Exercise task:
Present the following data again exactly as it is shown.

Dataset content:

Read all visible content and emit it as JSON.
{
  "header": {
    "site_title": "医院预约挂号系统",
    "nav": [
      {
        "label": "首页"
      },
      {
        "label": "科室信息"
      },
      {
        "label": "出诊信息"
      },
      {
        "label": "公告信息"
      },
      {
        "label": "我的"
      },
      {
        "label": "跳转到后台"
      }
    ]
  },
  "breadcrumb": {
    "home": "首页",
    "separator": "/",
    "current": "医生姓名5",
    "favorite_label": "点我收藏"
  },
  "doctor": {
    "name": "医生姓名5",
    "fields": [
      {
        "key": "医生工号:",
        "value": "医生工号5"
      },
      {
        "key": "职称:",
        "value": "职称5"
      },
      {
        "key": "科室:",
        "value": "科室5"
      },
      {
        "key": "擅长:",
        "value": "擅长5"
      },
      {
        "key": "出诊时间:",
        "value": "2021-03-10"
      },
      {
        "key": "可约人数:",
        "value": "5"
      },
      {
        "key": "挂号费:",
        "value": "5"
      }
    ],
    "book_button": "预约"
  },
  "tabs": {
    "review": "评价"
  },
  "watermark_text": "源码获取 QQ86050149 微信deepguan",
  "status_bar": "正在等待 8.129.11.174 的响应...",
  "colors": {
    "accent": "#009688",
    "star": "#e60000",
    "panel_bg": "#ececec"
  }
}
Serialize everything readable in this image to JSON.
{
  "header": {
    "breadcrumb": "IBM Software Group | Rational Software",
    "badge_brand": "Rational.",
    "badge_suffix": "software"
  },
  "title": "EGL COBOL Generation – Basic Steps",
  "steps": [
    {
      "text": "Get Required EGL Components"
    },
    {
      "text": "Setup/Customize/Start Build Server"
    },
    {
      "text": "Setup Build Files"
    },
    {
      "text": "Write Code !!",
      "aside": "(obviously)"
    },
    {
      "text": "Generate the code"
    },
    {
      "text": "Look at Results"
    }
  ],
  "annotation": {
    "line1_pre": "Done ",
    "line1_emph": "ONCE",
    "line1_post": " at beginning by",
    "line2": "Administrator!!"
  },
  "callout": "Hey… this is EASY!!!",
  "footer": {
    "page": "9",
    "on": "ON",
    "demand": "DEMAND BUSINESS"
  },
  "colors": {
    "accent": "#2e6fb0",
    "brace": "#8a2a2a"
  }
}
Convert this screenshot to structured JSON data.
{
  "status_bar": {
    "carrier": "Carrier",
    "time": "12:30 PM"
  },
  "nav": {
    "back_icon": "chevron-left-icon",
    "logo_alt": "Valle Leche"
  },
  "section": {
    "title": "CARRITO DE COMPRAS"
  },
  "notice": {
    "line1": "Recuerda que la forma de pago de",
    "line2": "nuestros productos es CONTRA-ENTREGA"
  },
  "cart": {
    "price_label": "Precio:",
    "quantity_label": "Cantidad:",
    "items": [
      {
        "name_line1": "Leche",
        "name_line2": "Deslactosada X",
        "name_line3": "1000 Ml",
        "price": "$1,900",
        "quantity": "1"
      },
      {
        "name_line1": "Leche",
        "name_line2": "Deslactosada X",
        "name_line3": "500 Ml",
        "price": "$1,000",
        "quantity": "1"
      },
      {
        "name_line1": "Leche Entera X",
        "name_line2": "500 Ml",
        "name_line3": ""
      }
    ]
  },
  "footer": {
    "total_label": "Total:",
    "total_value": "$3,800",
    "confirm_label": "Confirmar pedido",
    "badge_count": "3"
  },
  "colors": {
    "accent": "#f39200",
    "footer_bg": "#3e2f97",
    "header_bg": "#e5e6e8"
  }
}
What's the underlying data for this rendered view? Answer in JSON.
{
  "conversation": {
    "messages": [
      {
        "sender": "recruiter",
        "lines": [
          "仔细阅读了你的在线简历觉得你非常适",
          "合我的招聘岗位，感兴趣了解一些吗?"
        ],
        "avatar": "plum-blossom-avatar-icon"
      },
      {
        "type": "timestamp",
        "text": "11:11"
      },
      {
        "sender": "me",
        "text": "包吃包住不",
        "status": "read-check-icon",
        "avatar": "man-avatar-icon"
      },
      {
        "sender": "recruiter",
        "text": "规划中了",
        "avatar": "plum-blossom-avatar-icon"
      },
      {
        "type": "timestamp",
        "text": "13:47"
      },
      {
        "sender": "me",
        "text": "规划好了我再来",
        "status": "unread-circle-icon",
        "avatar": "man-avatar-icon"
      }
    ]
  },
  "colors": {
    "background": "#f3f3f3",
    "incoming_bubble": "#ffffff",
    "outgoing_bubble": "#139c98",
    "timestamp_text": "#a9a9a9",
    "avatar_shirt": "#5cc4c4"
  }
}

Reply:
Read all visible content and emit it as JSON.
{
  "header": {
    "site_title": "医院预约挂号系统",
    "nav": [
      {
        "label": "首页"
      },
      {
        "label": "科室信息"
      },
      {
        "label": "出诊信息"
      },
      {
        "label": "公告信息"
      },
      {
        "label": "我的"
      },
      {
        "label": "跳转到后台"
      }
    ]
  },
  "breadcrumb": {
    "home": "首页",
    "separator": "/",
    "current": "医生姓名5",
    "favorite_label": "点我收藏"
  },
  "doctor": {
    "name": "医生姓名5",
    "fields": [
      {
        "key": "医生工号:",
        "value": "医生工号5"
      },
      {
        "key": "职称:",
        "value": "职称5"
      },
      {
        "key": "科室:",
        "value": "科室5"
      },
      {
        "key": "擅长:",
        "value": "擅长5"
      },
      {
        "key": "出诊时间:",
        "value": "2021-03-10"
      },
      {
        "key": "可约人数:",
        "value": "5"
      },
      {
        "key": "挂号费:",
        "value": "5"
      }
    ],
    "book_button": "预约"
  },
  "tabs": {
    "review": "评价"
  },
  "watermark_text": "源码获取 QQ86050149 微信deepguan",
  "status_bar": "正在等待 8.129.11.174 的响应...",
  "colors": {
    "accent": "#009688",
    "star": "#e60000",
    "panel_bg": "#ececec"
  }
}
Serialize everything readable in this image to JSON.
{
  "header": {
    "breadcrumb": "IBM Software Group | Rational Software",
    "badge_brand": "Rational.",
    "badge_suffix": "software"
  },
  "title": "EGL COBOL Generation – Basic Steps",
  "steps": [
    {
      "text": "Get Required EGL Components"
    },
    {
      "text": "Setup/Customize/Start Build Server"
    },
    {
      "text": "Setup Build Files"
    },
    {
      "text": "Write Code !!",
      "aside": "(obviously)"
    },
    {
      "text": "Generate the code"
    },
    {
      "text": "Look at Results"
    }
  ],
  "annotation": {
    "line1_pre": "Done ",
    "line1_emph": "ONCE",
    "line1_post": " at beginning by",
    "line2": "Administrator!!"
  },
  "callout": "Hey… this is EASY!!!",
  "footer": {
    "page": "9",
    "on": "ON",
    "demand": "DEMAND BUSINESS"
  },
  "colors": {
    "accent": "#2e6fb0",
    "brace": "#8a2a2a"
  }
}
Convert this screenshot to structured JSON data.
{
  "status_bar": {
    "carrier": "Carrier",
    "time": "12:30 PM"
  },
  "nav": {
    "back_icon": "chevron-left-icon",
    "logo_alt": "Valle Leche"
  },
  "section": {
    "title": "CARRITO DE COMPRAS"
  },
  "notice": {
    "line1": "Recuerda que la forma de pago de",
    "line2": "nuestros productos es CONTRA-ENTREGA"
  },
  "cart": {
    "price_label": "Precio:",
    "quantity_label": "Cantidad:",
    "items": [
      {
        "name_line1": "Leche",
        "name_line2": "Deslactosada X",
        "name_line3": "1000 Ml",
        "price": "$1,900",
        "quantity": "1"
      },
      {
        "name_line1": "Leche",
        "name_line2": "Deslactosada X",
        "name_line3": "500 Ml",
        "price": "$1,000",
        "quantity": "1"
      },
      {
        "name_line1": "Leche Entera X",
        "name_line2": "500 Ml",
        "name_line3": ""
      }
    ]
  },
  "footer": {
    "total_label": "Total:",
    "total_value": "$3,800",
    "confirm_label": "Confirmar pedido",
    "badge_count": "3"
  },
  "colors": {
    "accent": "#f39200",
    "footer_bg": "#3e2f97",
    "header_bg": "#e5e6e8"
  }
}
What's the underlying data for this rendered view? Answer in JSON.
{
  "conversation": {
    "messages": [
      {
        "sender": "recruiter",
        "lines": [
          "仔细阅读了你的在线简历觉得你非常适",
          "合我的招聘岗位，感兴趣了解一些吗?"
        ],
        "avatar": "plum-blossom-avatar-icon"
      },
      {
        "type": "timestamp",
        "text": "11:11"
      },
      {
        "sender": "me",
        "text": "包吃包住不",
        "status": "read-check-icon",
        "avatar": "man-avatar-icon"
      },
      {
        "sender": "recruiter",
        "text": "规划中了",
        "avatar": "plum-blossom-avatar-icon"
      },
      {
        "type": "timestamp",
        "text": "13:47"
      },
      {
        "sender": "me",
        "text": "规划好了我再来",
        "status": "unread-circle-icon",
        "avatar": "man-avatar-icon"
      }
    ]
  },
  "colors": {
    "background": "#f3f3f3",
    "incoming_bubble": "#ffffff",
    "outgoing_bubble": "#139c98",
    "timestamp_text": "#a9a9a9",
    "avatar_shirt": "#5cc4c4"
  }
}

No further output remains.